Data excerpts →
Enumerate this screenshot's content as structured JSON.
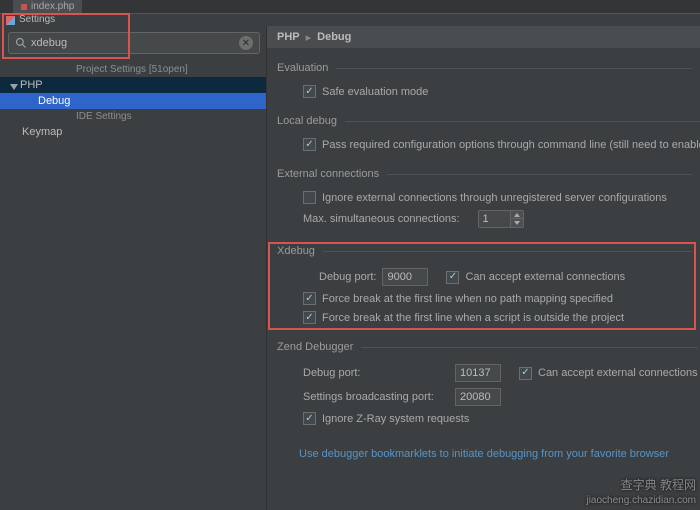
{
  "editor_tab": {
    "label": "index.php"
  },
  "window": {
    "title": "Settings"
  },
  "search": {
    "value": "xdebug"
  },
  "sidebar": {
    "cat_project": "Project Settings [51open]",
    "php": "PHP",
    "debug": "Debug",
    "cat_ide": "IDE Settings",
    "keymap": "Keymap"
  },
  "breadcrumb": {
    "a": "PHP",
    "b": "Debug"
  },
  "evaluation": {
    "legend": "Evaluation",
    "safe": "Safe evaluation mode"
  },
  "localdebug": {
    "legend": "Local debug",
    "pass": "Pass required configuration options through command line (still need to enable debug extens"
  },
  "external": {
    "legend": "External connections",
    "ignore": "Ignore external connections through unregistered server configurations",
    "maxlabel": "Max. simultaneous connections:",
    "maxvalue": "1"
  },
  "xdebug": {
    "legend": "Xdebug",
    "portlabel": "Debug port:",
    "port": "9000",
    "accept": "Can accept external connections",
    "break_nomap": "Force break at the first line when no path mapping specified",
    "break_outside": "Force break at the first line when a script is outside the project"
  },
  "zend": {
    "legend": "Zend Debugger",
    "portlabel": "Debug port:",
    "port": "10137",
    "accept": "Can accept external connections",
    "bclabel": "Settings broadcasting port:",
    "bcport": "20080",
    "zray": "Ignore Z-Ray system requests"
  },
  "footer_link": "Use debugger bookmarklets to initiate debugging from your favorite browser",
  "watermark": {
    "top": "查字典 教程网",
    "bottom": "jiaocheng.chazidian.com"
  }
}
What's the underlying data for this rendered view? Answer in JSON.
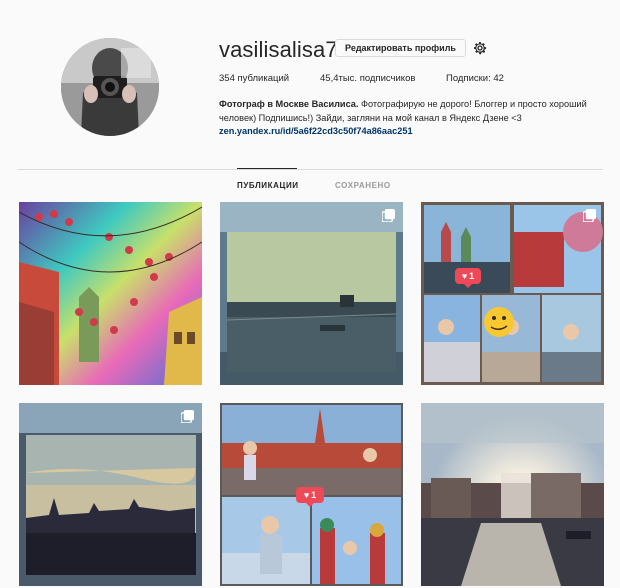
{
  "profile": {
    "username": "vasilisalisa77",
    "edit_button": "Редактировать профиль",
    "settings_icon": "gear-icon",
    "stats": {
      "posts": "354 публикаций",
      "followers": "45,4тыс. подписчиков",
      "following": "Подписки: 42"
    },
    "bio": {
      "name": "Фотограф в Москве Василиса.",
      "text": "Фотографирую не дорого! Блоггер и просто хороший человек) Подпишись!) Зайди, загляни на мой канал в Яндекс Дзене <3",
      "link": "zen.yandex.ru/id/5a6f22cd3c50f74a86aac251"
    }
  },
  "tabs": [
    {
      "label": "ПУБЛИКАЦИИ",
      "active": true
    },
    {
      "label": "СОХРАНЕНО",
      "active": false
    }
  ],
  "posts": [
    {
      "subject": "street-lights-decor",
      "multi": false
    },
    {
      "subject": "river-embankment",
      "multi": true
    },
    {
      "subject": "red-square-collage",
      "multi": true,
      "notification": "1"
    },
    {
      "subject": "kremlin-skyline",
      "multi": true
    },
    {
      "subject": "kremlin-collage",
      "multi": false,
      "notification": "1"
    },
    {
      "subject": "river-sunset",
      "multi": false
    }
  ],
  "colors": {
    "accent": "#003569",
    "notification": "#ed4956",
    "divider": "#dbdbdb",
    "background": "#fafafa"
  }
}
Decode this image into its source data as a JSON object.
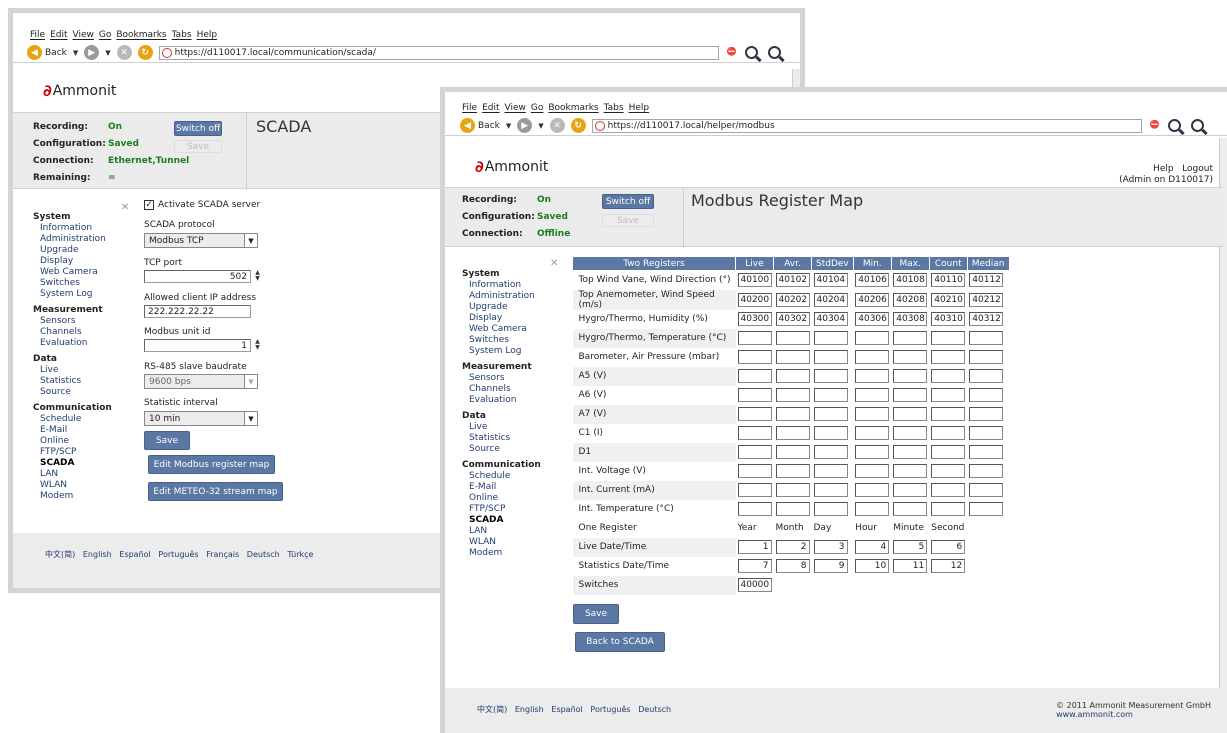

Task statement →
Using the listing above, return all lines where the word "break" occurs.

Response to the exercise →
    "break_nomap": "Force break at the first line when no path mapping specified",
    "break_outside": "Force break at the first line when a script is outside the project"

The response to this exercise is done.